### DIRECTION
Exactly reproduce each line of the listing that follows.

* start RECORDS FOR THIS TASK *

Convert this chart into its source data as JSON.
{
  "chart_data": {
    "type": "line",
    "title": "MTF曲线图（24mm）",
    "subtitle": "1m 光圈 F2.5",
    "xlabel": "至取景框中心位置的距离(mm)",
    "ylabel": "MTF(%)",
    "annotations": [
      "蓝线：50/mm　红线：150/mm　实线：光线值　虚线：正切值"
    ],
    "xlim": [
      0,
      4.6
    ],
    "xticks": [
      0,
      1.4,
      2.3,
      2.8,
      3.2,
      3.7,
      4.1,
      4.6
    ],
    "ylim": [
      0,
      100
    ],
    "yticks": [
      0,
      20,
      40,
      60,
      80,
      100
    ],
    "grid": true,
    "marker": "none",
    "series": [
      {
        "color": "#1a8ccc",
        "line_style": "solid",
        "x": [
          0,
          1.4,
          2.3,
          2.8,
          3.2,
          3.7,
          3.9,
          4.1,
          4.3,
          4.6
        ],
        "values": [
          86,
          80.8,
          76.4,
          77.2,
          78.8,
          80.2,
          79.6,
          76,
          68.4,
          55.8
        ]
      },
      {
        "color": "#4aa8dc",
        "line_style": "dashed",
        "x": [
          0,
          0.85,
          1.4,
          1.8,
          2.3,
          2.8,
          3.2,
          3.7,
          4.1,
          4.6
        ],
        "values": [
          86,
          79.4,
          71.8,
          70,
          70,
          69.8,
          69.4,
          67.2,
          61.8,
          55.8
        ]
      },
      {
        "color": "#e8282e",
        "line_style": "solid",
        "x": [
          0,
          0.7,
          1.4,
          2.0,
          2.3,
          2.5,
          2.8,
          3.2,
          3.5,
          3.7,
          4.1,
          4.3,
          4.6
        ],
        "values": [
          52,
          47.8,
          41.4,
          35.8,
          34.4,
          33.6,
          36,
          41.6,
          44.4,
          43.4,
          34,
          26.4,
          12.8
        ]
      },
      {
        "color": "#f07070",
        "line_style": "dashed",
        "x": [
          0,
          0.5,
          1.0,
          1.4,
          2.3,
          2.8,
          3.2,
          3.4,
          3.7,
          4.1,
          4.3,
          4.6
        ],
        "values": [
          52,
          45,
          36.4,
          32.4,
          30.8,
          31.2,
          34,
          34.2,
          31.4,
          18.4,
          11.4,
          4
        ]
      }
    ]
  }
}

* end RECORDS FOR THIS TASK *

### CORRECT RESULT
Convert this chart into its source data as JSON.
{
  "chart_data": {
    "type": "line",
    "title": "MTF曲线图（24mm）",
    "subtitle": "1m 光圈 F2.5",
    "xlabel": "至取景框中心位置的距离(mm)",
    "ylabel": "MTF(%)",
    "annotations": [
      "蓝线：50/mm　红线：150/mm　实线：光线值　虚线：正切值"
    ],
    "xlim": [
      0,
      4.6
    ],
    "xticks": [
      0,
      1.4,
      2.3,
      2.8,
      3.2,
      3.7,
      4.1,
      4.6
    ],
    "ylim": [
      0,
      100
    ],
    "yticks": [
      0,
      20,
      40,
      60,
      80,
      100
    ],
    "grid": true,
    "marker": "none",
    "series": [
      {
        "color": "#1a8ccc",
        "line_style": "solid",
        "x": [
          0,
          1.4,
          2.3,
          2.8,
          3.2,
          3.7,
          3.9,
          4.1,
          4.3,
          4.6
        ],
        "values": [
          86,
          80.8,
          76.4,
          77.2,
          78.8,
          80.2,
          79.6,
          76,
          68.4,
          55.8
        ]
      },
      {
        "color": "#4aa8dc",
        "line_style": "dashed",
        "x": [
          0,
          0.85,
          1.4,
          1.8,
          2.3,
          2.8,
          3.2,
          3.7,
          4.1,
          4.6
        ],
        "values": [
          86,
          79.4,
          71.8,
          70,
          70,
          69.8,
          69.4,
          67.2,
          61.8,
          55.8
        ]
      },
      {
        "color": "#e8282e",
        "line_style": "solid",
        "x": [
          0,
          0.7,
          1.4,
          2.0,
          2.3,
          2.5,
          2.8,
          3.2,
          3.5,
          3.7,
          4.1,
          4.3,
          4.6
        ],
        "values": [
          52,
          47.8,
          41.4,
          35.8,
          34.4,
          33.6,
          36,
          41.6,
          44.4,
          43.4,
          34,
          26.4,
          12.8
        ]
      },
      {
        "color": "#f07070",
        "line_style": "dashed",
        "x": [
          0,
          0.5,
          1.0,
          1.4,
          2.3,
          2.8,
          3.2,
          3.4,
          3.7,
          4.1,
          4.3,
          4.6
        ],
        "values": [
          52,
          45,
          36.4,
          32.4,
          30.8,
          31.2,
          34,
          34.2,
          31.4,
          18.4,
          11.4,
          4
        ]
      }
    ]
  }
}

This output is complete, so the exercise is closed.